### EXERCISE OBJECTIVE
Copy, from the entries below, each line where the word "chevron" can be found.

(Data records)
■ ■ ■ ■ ■ ■ ■

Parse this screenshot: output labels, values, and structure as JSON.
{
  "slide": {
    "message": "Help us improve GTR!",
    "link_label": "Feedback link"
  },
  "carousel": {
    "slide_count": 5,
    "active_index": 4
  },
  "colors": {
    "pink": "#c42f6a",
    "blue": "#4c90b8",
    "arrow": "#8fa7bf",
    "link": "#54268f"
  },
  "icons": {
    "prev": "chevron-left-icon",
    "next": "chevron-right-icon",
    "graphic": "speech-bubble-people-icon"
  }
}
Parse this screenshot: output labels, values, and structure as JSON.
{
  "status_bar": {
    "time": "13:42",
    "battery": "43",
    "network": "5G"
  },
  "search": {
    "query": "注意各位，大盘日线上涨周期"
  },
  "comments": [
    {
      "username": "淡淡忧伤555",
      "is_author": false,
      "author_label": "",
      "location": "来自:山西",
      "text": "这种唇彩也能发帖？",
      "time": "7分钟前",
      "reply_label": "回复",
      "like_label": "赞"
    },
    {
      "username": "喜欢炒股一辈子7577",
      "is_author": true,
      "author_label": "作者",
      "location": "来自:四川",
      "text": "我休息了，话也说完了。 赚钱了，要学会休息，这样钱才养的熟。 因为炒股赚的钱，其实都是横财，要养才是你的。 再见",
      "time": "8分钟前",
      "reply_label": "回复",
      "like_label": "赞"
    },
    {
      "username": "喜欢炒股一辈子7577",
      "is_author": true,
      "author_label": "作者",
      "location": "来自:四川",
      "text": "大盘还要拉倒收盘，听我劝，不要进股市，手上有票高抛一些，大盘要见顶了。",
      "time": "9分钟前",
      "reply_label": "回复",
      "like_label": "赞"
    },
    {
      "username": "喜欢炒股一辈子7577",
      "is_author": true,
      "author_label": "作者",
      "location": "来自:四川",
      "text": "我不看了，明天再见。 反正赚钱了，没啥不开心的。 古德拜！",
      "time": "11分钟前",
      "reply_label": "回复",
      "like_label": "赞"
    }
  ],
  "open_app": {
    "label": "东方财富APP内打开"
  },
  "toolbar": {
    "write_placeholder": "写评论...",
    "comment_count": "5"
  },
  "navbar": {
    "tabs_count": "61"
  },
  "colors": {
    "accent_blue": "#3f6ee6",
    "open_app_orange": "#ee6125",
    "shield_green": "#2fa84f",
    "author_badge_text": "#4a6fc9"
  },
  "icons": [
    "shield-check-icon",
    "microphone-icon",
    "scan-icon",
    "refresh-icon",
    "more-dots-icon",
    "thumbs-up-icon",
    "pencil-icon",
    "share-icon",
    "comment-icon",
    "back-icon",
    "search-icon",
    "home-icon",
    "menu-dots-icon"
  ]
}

■ ■ ■ ■ ■ ■ ■

### WORKED SOLUTION
    "prev": "chevron-left-icon",
    "next": "chevron-right-icon",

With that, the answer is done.